** What you need to do **
Your task is to transcribe all the entries exactly, excluding pictures.

** Data records **
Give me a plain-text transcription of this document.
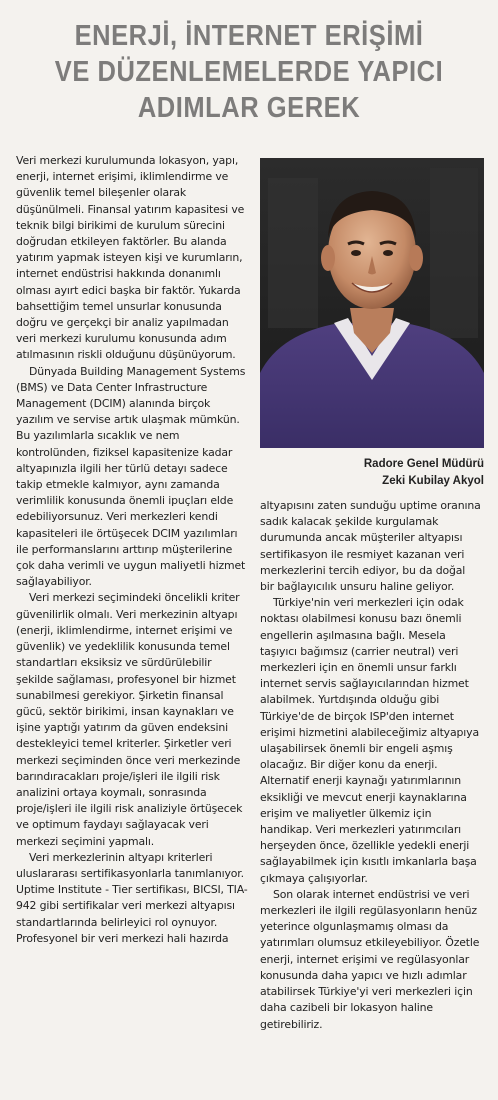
ENERJİ, İNTERNET ERİŞİMİ
VE DÜZENLEMELERDE YAPICI
ADIMLAR GEREK

Veri merkezi kurulumunda lokasyon, yapı, enerji, internet erişimi, iklimlendirme ve güvenlik temel bileşenler olarak düşünülmeli. Finansal yatırım kapasitesi ve teknik bilgi birikimi de kurulum sürecini doğrudan etkileyen faktörler. Bu alanda yatırım yapmak isteyen kişi ve kurumların, internet endüstrisi hakkında donanımlı olması ayırt edici başka bir faktör. Yukarda bahsettiğim temel unsurlar konusunda doğru ve gerçekçi bir analiz yapılmadan veri merkezi kurulumu konusunda adım atılmasının riskli olduğunu düşünüyorum.

Dünyada Building Management Systems (BMS) ve Data Center Infrastructure Management (DCIM) alanında birçok yazılım ve servise artık ulaşmak mümkün. Bu yazılımlarla sıcaklık ve nem kontrolünden, fiziksel kapasitenize kadar altyapınızla ilgili her türlü detayı sadece takip etmekle kalmıyor, aynı zamanda verimlilik konusunda önemli ipuçları elde edebiliyorsunuz. Veri merkezleri kendi kapasiteleri ile örtüşecek DCIM yazılımları ile performanslarını arttırıp müşterilerine çok daha verimli ve uygun maliyetli hizmet sağlayabiliyor.

Veri merkezi seçimindeki öncelikli kriter güvenilirlik olmalı. Veri merkezinin altyapı (enerji, iklimlendirme, internet erişimi ve güvenlik) ve yedeklilik konusunda temel standartları eksiksiz ve sürdürülebilir şekilde sağlaması, profesyonel bir hizmet sunabilmesi gerekiyor. Şirketin finansal gücü, sektör birikimi, insan kaynakları ve işine yaptığı yatırım da güven endeksini destekleyici temel kriterler. Şirketler veri merkezi seçiminden önce veri merkezinde barındıracakları proje/işleri ile ilgili risk analizini ortaya koymalı, sonrasında proje/işleri ile ilgili risk analiziyle örtüşecek ve optimum faydayı sağlayacak veri merkezi seçimini yapmalı.

Veri merkezlerinin altyapı kriterleri uluslararası sertifikasyonlarla tanımlanıyor. Uptime Institute - Tier sertifikası, BICSI, TIA-942 gibi sertifikalar veri merkezi altyapısı standartlarında belirleyici rol oynuyor. Profesyonel bir veri merkezi hali hazırda

Radore Genel Müdürü
Zeki Kubilay Akyol

altyapısını zaten sunduğu uptime oranına sadık kalacak şekilde kurgulamak durumunda ancak müşteriler altyapısı sertifikasyon ile resmiyet kazanan veri merkezlerini tercih ediyor, bu da doğal bir bağlayıcılık unsuru haline geliyor.

Türkiye'nin veri merkezleri için odak noktası olabilmesi konusu bazı önemli engellerin aşılmasına bağlı. Mesela taşıyıcı bağımsız (carrier neutral) veri merkezleri için en önemli unsur farklı internet servis sağlayıcılarından hizmet alabilmek. Yurtdışında olduğu gibi Türkiye'de de birçok ISP'den internet erişimi hizmetini alabileceğimiz altyapıya ulaşabilirsek önemli bir engeli aşmış olacağız. Bir diğer konu da enerji. Alternatif enerji kaynağı yatırımlarının eksikliği ve mevcut enerji kaynaklarına erişim ve maliyetler ülkemiz için handikap. Veri merkezleri yatırımcıları herşeyden önce, özellikle yedekli enerji sağlayabilmek için kısıtlı imkanlarla başa çıkmaya çalışıyorlar.

Son olarak internet endüstrisi ve veri merkezleri ile ilgili regülasyonların henüz yeterince olgunlaşmamış olması da yatırımları olumsuz etkileyebiliyor. Özetle enerji, internet erişimi ve regülasyonlar konusunda daha yapıcı ve hızlı adımlar atabilirsek Türkiye'yi veri merkezleri için daha cazibeli bir lokasyon haline getirebiliriz.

** Result of this task **
Give me a plain-text transcription of this document.
ENERJİ, İNTERNET ERİŞİMİ
VE DÜZENLEMELERDE YAPICI
ADIMLAR GEREK

Veri merkezi kurulumunda lokasyon, yapı, enerji, internet erişimi, iklimlendirme ve güvenlik temel bileşenler olarak düşünülmeli. Finansal yatırım kapasitesi ve teknik bilgi birikimi de kurulum sürecini doğrudan etkileyen faktörler. Bu alanda yatırım yapmak isteyen kişi ve kurumların, internet endüstrisi hakkında donanımlı olması ayırt edici başka bir faktör. Yukarda bahsettiğim temel unsurlar konusunda doğru ve gerçekçi bir analiz yapılmadan veri merkezi kurulumu konusunda adım atılmasının riskli olduğunu düşünüyorum.

Dünyada Building Management Systems (BMS) ve Data Center Infrastructure Management (DCIM) alanında birçok yazılım ve servise artık ulaşmak mümkün. Bu yazılımlarla sıcaklık ve nem kontrolünden, fiziksel kapasitenize kadar altyapınızla ilgili her türlü detayı sadece takip etmekle kalmıyor, aynı zamanda verimlilik konusunda önemli ipuçları elde edebiliyorsunuz. Veri merkezleri kendi kapasiteleri ile örtüşecek DCIM yazılımları ile performanslarını arttırıp müşterilerine çok daha verimli ve uygun maliyetli hizmet sağlayabiliyor.

Veri merkezi seçimindeki öncelikli kriter güvenilirlik olmalı. Veri merkezinin altyapı (enerji, iklimlendirme, internet erişimi ve güvenlik) ve yedeklilik konusunda temel standartları eksiksiz ve sürdürülebilir şekilde sağlaması, profesyonel bir hizmet sunabilmesi gerekiyor. Şirketin finansal gücü, sektör birikimi, insan kaynakları ve işine yaptığı yatırım da güven endeksini destekleyici temel kriterler. Şirketler veri merkezi seçiminden önce veri merkezinde barındıracakları proje/işleri ile ilgili risk analizini ortaya koymalı, sonrasında proje/işleri ile ilgili risk analiziyle örtüşecek ve optimum faydayı sağlayacak veri merkezi seçimini yapmalı.

Veri merkezlerinin altyapı kriterleri uluslararası sertifikasyonlarla tanımlanıyor. Uptime Institute - Tier sertifikası, BICSI, TIA-942 gibi sertifikalar veri merkezi altyapısı standartlarında belirleyici rol oynuyor. Profesyonel bir veri merkezi hali hazırda

Radore Genel Müdürü
Zeki Kubilay Akyol

altyapısını zaten sunduğu uptime oranına sadık kalacak şekilde kurgulamak durumunda ancak müşteriler altyapısı sertifikasyon ile resmiyet kazanan veri merkezlerini tercih ediyor, bu da doğal bir bağlayıcılık unsuru haline geliyor.

Türkiye'nin veri merkezleri için odak noktası olabilmesi konusu bazı önemli engellerin aşılmasına bağlı. Mesela taşıyıcı bağımsız (carrier neutral) veri merkezleri için en önemli unsur farklı internet servis sağlayıcılarından hizmet alabilmek. Yurtdışında olduğu gibi Türkiye'de de birçok ISP'den internet erişimi hizmetini alabileceğimiz altyapıya ulaşabilirsek önemli bir engeli aşmış olacağız. Bir diğer konu da enerji. Alternatif enerji kaynağı yatırımlarının eksikliği ve mevcut enerji kaynaklarına erişim ve maliyetler ülkemiz için handikap. Veri merkezleri yatırımcıları herşeyden önce, özellikle yedekli enerji sağlayabilmek için kısıtlı imkanlarla başa çıkmaya çalışıyorlar.

Son olarak internet endüstrisi ve veri merkezleri ile ilgili regülasyonların henüz yeterince olgunlaşmamış olması da yatırımları olumsuz etkileyebiliyor. Özetle enerji, internet erişimi ve regülasyonlar konusunda daha yapıcı ve hızlı adımlar atabilirsek Türkiye'yi veri merkezleri için daha cazibeli bir lokasyon haline getirebiliriz.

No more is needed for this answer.